§ **STATED PROBLEM**: Report how many lines contain "title". The answer is a single number.

§ **THE DATA**:

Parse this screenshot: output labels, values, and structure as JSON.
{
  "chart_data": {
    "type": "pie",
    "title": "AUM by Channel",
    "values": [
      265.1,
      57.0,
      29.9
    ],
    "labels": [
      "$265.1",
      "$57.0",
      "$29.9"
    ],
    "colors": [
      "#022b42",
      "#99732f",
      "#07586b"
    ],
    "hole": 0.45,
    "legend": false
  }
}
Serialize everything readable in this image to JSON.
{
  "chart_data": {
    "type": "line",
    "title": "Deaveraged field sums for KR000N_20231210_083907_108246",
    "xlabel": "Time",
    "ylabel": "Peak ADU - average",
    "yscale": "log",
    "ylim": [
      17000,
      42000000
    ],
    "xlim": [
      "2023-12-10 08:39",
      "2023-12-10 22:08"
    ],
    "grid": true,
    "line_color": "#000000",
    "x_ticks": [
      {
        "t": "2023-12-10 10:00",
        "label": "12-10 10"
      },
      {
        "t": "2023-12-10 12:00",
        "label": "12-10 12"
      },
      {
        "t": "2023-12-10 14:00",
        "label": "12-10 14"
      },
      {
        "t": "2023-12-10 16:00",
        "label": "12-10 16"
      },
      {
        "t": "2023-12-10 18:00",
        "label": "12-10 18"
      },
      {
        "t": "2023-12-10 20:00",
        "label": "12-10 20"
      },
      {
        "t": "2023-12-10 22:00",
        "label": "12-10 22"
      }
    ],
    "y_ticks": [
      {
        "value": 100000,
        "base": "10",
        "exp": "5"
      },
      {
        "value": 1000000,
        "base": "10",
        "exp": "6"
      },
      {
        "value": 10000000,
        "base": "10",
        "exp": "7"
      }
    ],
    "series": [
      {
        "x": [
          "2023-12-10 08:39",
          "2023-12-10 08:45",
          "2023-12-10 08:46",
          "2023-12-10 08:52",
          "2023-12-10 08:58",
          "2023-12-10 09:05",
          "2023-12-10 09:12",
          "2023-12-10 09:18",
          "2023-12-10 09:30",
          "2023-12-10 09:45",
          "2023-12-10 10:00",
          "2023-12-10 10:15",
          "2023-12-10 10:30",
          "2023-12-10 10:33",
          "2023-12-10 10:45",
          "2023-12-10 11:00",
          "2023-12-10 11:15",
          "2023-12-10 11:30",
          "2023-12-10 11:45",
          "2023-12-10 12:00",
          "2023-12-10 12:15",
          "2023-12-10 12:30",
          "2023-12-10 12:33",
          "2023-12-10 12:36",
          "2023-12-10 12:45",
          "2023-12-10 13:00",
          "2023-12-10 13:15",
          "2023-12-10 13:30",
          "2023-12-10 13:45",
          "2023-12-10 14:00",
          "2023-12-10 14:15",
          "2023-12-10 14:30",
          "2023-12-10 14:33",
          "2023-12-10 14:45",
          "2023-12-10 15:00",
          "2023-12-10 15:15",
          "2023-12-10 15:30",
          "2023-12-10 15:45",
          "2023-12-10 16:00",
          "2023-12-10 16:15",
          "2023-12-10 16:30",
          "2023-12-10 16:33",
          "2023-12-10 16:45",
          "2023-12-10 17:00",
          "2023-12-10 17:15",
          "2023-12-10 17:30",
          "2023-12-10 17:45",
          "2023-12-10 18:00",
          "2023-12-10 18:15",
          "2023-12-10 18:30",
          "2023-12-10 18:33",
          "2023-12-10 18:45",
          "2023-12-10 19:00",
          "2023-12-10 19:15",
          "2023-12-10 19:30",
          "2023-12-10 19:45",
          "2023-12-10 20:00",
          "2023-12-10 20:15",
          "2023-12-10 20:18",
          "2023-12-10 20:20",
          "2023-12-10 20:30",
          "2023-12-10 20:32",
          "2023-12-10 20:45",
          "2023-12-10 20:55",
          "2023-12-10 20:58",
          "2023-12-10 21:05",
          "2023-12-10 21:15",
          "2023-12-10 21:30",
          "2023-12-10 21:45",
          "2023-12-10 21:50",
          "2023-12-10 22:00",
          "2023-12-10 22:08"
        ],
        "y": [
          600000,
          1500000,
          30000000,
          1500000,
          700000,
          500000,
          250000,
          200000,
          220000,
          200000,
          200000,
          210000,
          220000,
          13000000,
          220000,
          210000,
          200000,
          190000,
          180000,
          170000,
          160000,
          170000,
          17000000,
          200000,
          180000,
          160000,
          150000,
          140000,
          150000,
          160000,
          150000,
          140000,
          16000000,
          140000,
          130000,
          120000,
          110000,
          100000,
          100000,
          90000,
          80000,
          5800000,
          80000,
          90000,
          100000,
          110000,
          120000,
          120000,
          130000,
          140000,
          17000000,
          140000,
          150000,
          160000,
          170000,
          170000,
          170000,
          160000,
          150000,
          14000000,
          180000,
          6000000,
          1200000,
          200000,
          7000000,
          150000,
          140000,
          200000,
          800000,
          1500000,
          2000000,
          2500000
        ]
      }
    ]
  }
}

§ **RESULT FOR THIS TASK**: 2